Source records:
= = = = =

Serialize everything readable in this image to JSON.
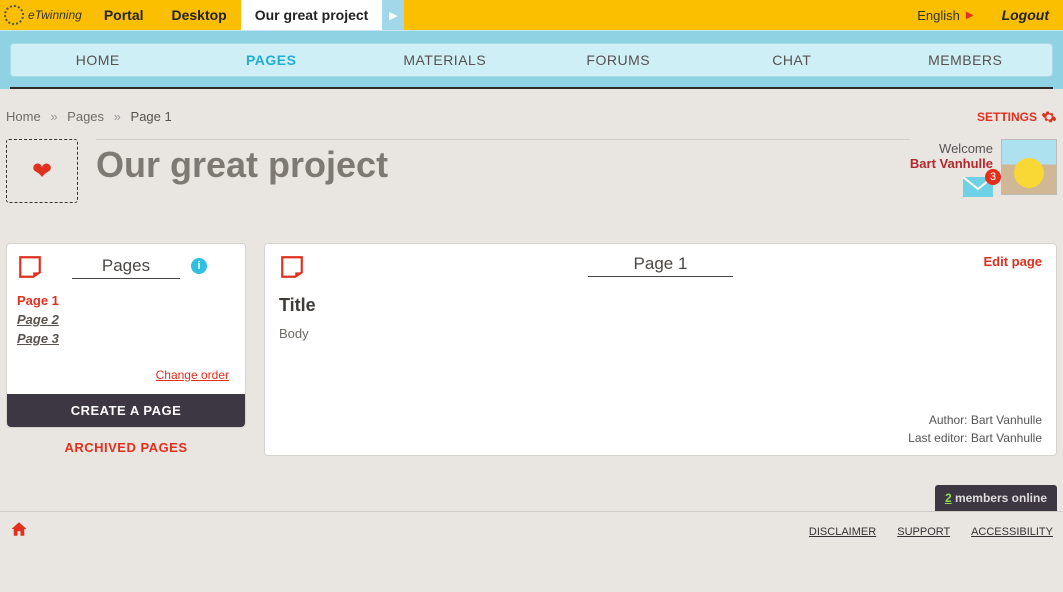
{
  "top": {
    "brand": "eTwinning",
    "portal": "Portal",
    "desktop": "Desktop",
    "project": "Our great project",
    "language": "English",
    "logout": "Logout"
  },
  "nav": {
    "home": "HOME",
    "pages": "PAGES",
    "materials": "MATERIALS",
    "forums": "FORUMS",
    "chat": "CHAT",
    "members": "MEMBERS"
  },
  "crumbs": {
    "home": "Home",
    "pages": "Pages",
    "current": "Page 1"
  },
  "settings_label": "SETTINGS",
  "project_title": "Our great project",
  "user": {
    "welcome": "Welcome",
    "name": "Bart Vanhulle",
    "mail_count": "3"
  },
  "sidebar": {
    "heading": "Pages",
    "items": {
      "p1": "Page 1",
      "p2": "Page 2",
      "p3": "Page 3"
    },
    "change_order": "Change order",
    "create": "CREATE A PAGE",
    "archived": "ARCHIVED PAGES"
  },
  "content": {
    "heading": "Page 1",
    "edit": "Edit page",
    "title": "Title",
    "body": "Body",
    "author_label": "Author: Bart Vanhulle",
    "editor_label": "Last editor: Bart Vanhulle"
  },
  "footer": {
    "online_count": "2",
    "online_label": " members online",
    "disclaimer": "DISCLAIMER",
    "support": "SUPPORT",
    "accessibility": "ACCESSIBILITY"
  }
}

= = = = =

◆ **Task prompt**
Each entry should be repeated exactly as it appears; the pictures stay out.

◆ **Output below**
Serialize everything readable in this image to JSON.
{
  "top": {
    "brand": "eTwinning",
    "portal": "Portal",
    "desktop": "Desktop",
    "project": "Our great project",
    "language": "English",
    "logout": "Logout"
  },
  "nav": {
    "home": "HOME",
    "pages": "PAGES",
    "materials": "MATERIALS",
    "forums": "FORUMS",
    "chat": "CHAT",
    "members": "MEMBERS"
  },
  "crumbs": {
    "home": "Home",
    "pages": "Pages",
    "current": "Page 1"
  },
  "settings_label": "SETTINGS",
  "project_title": "Our great project",
  "user": {
    "welcome": "Welcome",
    "name": "Bart Vanhulle",
    "mail_count": "3"
  },
  "sidebar": {
    "heading": "Pages",
    "items": {
      "p1": "Page 1",
      "p2": "Page 2",
      "p3": "Page 3"
    },
    "change_order": "Change order",
    "create": "CREATE A PAGE",
    "archived": "ARCHIVED PAGES"
  },
  "content": {
    "heading": "Page 1",
    "edit": "Edit page",
    "title": "Title",
    "body": "Body",
    "author_label": "Author: Bart Vanhulle",
    "editor_label": "Last editor: Bart Vanhulle"
  },
  "footer": {
    "online_count": "2",
    "online_label": " members online",
    "disclaimer": "DISCLAIMER",
    "support": "SUPPORT",
    "accessibility": "ACCESSIBILITY"
  }
}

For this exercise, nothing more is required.